Give the material again in full, matching it exactly.
-- START --
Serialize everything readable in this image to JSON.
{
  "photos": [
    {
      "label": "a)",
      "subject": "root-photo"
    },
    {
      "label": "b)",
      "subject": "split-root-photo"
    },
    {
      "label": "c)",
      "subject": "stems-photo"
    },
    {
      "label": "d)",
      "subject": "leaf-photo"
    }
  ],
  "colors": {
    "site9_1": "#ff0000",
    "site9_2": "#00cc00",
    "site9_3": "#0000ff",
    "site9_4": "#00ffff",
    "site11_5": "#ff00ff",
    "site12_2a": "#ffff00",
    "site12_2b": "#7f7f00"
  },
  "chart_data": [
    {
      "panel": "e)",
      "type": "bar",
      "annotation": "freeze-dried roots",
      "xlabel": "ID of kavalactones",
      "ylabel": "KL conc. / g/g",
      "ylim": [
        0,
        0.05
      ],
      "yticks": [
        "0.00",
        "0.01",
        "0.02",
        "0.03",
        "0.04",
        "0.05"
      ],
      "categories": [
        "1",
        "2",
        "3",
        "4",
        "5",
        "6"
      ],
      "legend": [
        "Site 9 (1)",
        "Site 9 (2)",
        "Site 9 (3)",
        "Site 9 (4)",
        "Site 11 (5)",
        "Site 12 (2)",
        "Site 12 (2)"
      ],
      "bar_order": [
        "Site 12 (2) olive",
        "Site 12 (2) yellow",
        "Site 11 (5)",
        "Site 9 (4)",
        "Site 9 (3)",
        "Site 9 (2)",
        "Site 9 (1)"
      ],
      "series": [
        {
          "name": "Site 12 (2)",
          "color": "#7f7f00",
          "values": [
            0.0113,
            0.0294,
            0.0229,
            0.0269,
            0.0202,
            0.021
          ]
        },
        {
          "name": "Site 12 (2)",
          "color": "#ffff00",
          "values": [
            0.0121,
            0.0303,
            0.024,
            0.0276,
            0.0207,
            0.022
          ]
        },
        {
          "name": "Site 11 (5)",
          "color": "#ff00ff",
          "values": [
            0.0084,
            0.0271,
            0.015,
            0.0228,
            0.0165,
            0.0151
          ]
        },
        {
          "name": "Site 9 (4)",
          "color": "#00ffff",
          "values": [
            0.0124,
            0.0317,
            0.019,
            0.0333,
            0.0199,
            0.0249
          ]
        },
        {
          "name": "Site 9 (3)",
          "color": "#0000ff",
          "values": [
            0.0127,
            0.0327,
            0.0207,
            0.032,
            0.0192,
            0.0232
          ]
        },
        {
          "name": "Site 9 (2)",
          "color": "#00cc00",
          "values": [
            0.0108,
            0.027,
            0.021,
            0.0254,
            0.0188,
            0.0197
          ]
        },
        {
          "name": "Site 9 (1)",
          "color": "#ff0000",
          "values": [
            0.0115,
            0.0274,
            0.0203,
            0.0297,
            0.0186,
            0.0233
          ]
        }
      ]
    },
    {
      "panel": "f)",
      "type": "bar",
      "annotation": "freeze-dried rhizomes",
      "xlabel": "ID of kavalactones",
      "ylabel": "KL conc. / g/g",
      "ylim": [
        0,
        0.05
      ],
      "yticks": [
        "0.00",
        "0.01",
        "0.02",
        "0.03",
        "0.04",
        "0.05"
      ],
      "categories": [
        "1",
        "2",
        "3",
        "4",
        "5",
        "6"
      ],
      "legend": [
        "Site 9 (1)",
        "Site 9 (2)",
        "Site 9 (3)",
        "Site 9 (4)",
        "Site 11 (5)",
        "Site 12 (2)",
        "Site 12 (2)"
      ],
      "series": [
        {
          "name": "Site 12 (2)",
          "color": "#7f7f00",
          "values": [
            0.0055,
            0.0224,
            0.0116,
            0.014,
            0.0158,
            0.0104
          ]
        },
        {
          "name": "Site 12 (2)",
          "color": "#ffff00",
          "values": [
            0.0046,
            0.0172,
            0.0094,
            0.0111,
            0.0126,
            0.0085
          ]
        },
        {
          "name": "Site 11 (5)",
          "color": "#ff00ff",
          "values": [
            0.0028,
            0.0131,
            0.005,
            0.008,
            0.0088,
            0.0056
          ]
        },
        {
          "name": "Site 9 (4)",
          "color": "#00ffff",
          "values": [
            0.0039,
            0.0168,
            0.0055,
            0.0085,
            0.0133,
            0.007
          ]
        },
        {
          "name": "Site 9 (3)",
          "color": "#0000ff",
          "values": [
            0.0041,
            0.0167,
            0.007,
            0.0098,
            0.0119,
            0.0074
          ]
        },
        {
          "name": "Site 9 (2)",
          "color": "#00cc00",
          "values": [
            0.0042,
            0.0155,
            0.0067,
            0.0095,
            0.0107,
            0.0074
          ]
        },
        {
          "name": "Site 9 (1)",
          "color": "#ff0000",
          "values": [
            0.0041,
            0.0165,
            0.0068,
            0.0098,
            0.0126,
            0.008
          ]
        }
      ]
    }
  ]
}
-- END --
Answer to this exercise –
Serialize everything readable in this image to JSON.
{
  "photos": [
    {
      "label": "a)",
      "subject": "root-photo"
    },
    {
      "label": "b)",
      "subject": "split-root-photo"
    },
    {
      "label": "c)",
      "subject": "stems-photo"
    },
    {
      "label": "d)",
      "subject": "leaf-photo"
    }
  ],
  "colors": {
    "site9_1": "#ff0000",
    "site9_2": "#00cc00",
    "site9_3": "#0000ff",
    "site9_4": "#00ffff",
    "site11_5": "#ff00ff",
    "site12_2a": "#ffff00",
    "site12_2b": "#7f7f00"
  },
  "chart_data": [
    {
      "panel": "e)",
      "type": "bar",
      "annotation": "freeze-dried roots",
      "xlabel": "ID of kavalactones",
      "ylabel": "KL conc. / g/g",
      "ylim": [
        0,
        0.05
      ],
      "yticks": [
        "0.00",
        "0.01",
        "0.02",
        "0.03",
        "0.04",
        "0.05"
      ],
      "categories": [
        "1",
        "2",
        "3",
        "4",
        "5",
        "6"
      ],
      "legend": [
        "Site 9 (1)",
        "Site 9 (2)",
        "Site 9 (3)",
        "Site 9 (4)",
        "Site 11 (5)",
        "Site 12 (2)",
        "Site 12 (2)"
      ],
      "bar_order": [
        "Site 12 (2) olive",
        "Site 12 (2) yellow",
        "Site 11 (5)",
        "Site 9 (4)",
        "Site 9 (3)",
        "Site 9 (2)",
        "Site 9 (1)"
      ],
      "series": [
        {
          "name": "Site 12 (2)",
          "color": "#7f7f00",
          "values": [
            0.0113,
            0.0294,
            0.0229,
            0.0269,
            0.0202,
            0.021
          ]
        },
        {
          "name": "Site 12 (2)",
          "color": "#ffff00",
          "values": [
            0.0121,
            0.0303,
            0.024,
            0.0276,
            0.0207,
            0.022
          ]
        },
        {
          "name": "Site 11 (5)",
          "color": "#ff00ff",
          "values": [
            0.0084,
            0.0271,
            0.015,
            0.0228,
            0.0165,
            0.0151
          ]
        },
        {
          "name": "Site 9 (4)",
          "color": "#00ffff",
          "values": [
            0.0124,
            0.0317,
            0.019,
            0.0333,
            0.0199,
            0.0249
          ]
        },
        {
          "name": "Site 9 (3)",
          "color": "#0000ff",
          "values": [
            0.0127,
            0.0327,
            0.0207,
            0.032,
            0.0192,
            0.0232
          ]
        },
        {
          "name": "Site 9 (2)",
          "color": "#00cc00",
          "values": [
            0.0108,
            0.027,
            0.021,
            0.0254,
            0.0188,
            0.0197
          ]
        },
        {
          "name": "Site 9 (1)",
          "color": "#ff0000",
          "values": [
            0.0115,
            0.0274,
            0.0203,
            0.0297,
            0.0186,
            0.0233
          ]
        }
      ]
    },
    {
      "panel": "f)",
      "type": "bar",
      "annotation": "freeze-dried rhizomes",
      "xlabel": "ID of kavalactones",
      "ylabel": "KL conc. / g/g",
      "ylim": [
        0,
        0.05
      ],
      "yticks": [
        "0.00",
        "0.01",
        "0.02",
        "0.03",
        "0.04",
        "0.05"
      ],
      "categories": [
        "1",
        "2",
        "3",
        "4",
        "5",
        "6"
      ],
      "legend": [
        "Site 9 (1)",
        "Site 9 (2)",
        "Site 9 (3)",
        "Site 9 (4)",
        "Site 11 (5)",
        "Site 12 (2)",
        "Site 12 (2)"
      ],
      "series": [
        {
          "name": "Site 12 (2)",
          "color": "#7f7f00",
          "values": [
            0.0055,
            0.0224,
            0.0116,
            0.014,
            0.0158,
            0.0104
          ]
        },
        {
          "name": "Site 12 (2)",
          "color": "#ffff00",
          "values": [
            0.0046,
            0.0172,
            0.0094,
            0.0111,
            0.0126,
            0.0085
          ]
        },
        {
          "name": "Site 11 (5)",
          "color": "#ff00ff",
          "values": [
            0.0028,
            0.0131,
            0.005,
            0.008,
            0.0088,
            0.0056
          ]
        },
        {
          "name": "Site 9 (4)",
          "color": "#00ffff",
          "values": [
            0.0039,
            0.0168,
            0.0055,
            0.0085,
            0.0133,
            0.007
          ]
        },
        {
          "name": "Site 9 (3)",
          "color": "#0000ff",
          "values": [
            0.0041,
            0.0167,
            0.007,
            0.0098,
            0.0119,
            0.0074
          ]
        },
        {
          "name": "Site 9 (2)",
          "color": "#00cc00",
          "values": [
            0.0042,
            0.0155,
            0.0067,
            0.0095,
            0.0107,
            0.0074
          ]
        },
        {
          "name": "Site 9 (1)",
          "color": "#ff0000",
          "values": [
            0.0041,
            0.0165,
            0.0068,
            0.0098,
            0.0126,
            0.008
          ]
        }
      ]
    }
  ]
}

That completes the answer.